**What is expected**:
Leave out the pictures and repeat every record exactly.

**Data records**:
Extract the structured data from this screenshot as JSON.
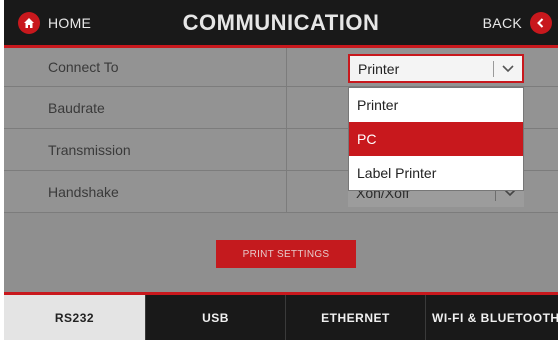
{
  "header": {
    "home_label": "HOME",
    "title": "COMMUNICATION",
    "back_label": "BACK"
  },
  "settings": [
    {
      "label": "Connect To",
      "value": "Printer"
    },
    {
      "label": "Baudrate",
      "value": ""
    },
    {
      "label": "Transmission",
      "value": ""
    },
    {
      "label": "Handshake",
      "value": "Xon/Xoff"
    }
  ],
  "dropdown": {
    "options": [
      "Printer",
      "PC",
      "Label Printer"
    ],
    "highlighted": "PC"
  },
  "print_settings_label": "PRINT SETTINGS",
  "tabs": [
    {
      "label": "RS232",
      "active": true
    },
    {
      "label": "USB",
      "active": false
    },
    {
      "label": "ETHERNET",
      "active": false
    },
    {
      "label": "WI-FI & BLUETOOTH",
      "active": false
    }
  ],
  "colors": {
    "accent": "#c8181d",
    "header_bg": "#191919",
    "panel_bg": "#939393"
  },
  "icons": {
    "home": "home-icon",
    "back": "back-arrow-icon",
    "dropdown": "chevron-down-icon"
  }
}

**Answer below**:
Extract the structured data from this screenshot as JSON.
{
  "header": {
    "home_label": "HOME",
    "title": "COMMUNICATION",
    "back_label": "BACK"
  },
  "settings": [
    {
      "label": "Connect To",
      "value": "Printer"
    },
    {
      "label": "Baudrate",
      "value": ""
    },
    {
      "label": "Transmission",
      "value": ""
    },
    {
      "label": "Handshake",
      "value": "Xon/Xoff"
    }
  ],
  "dropdown": {
    "options": [
      "Printer",
      "PC",
      "Label Printer"
    ],
    "highlighted": "PC"
  },
  "print_settings_label": "PRINT SETTINGS",
  "tabs": [
    {
      "label": "RS232",
      "active": true
    },
    {
      "label": "USB",
      "active": false
    },
    {
      "label": "ETHERNET",
      "active": false
    },
    {
      "label": "WI-FI & BLUETOOTH",
      "active": false
    }
  ],
  "colors": {
    "accent": "#c8181d",
    "header_bg": "#191919",
    "panel_bg": "#939393"
  },
  "icons": {
    "home": "home-icon",
    "back": "back-arrow-icon",
    "dropdown": "chevron-down-icon"
  }
}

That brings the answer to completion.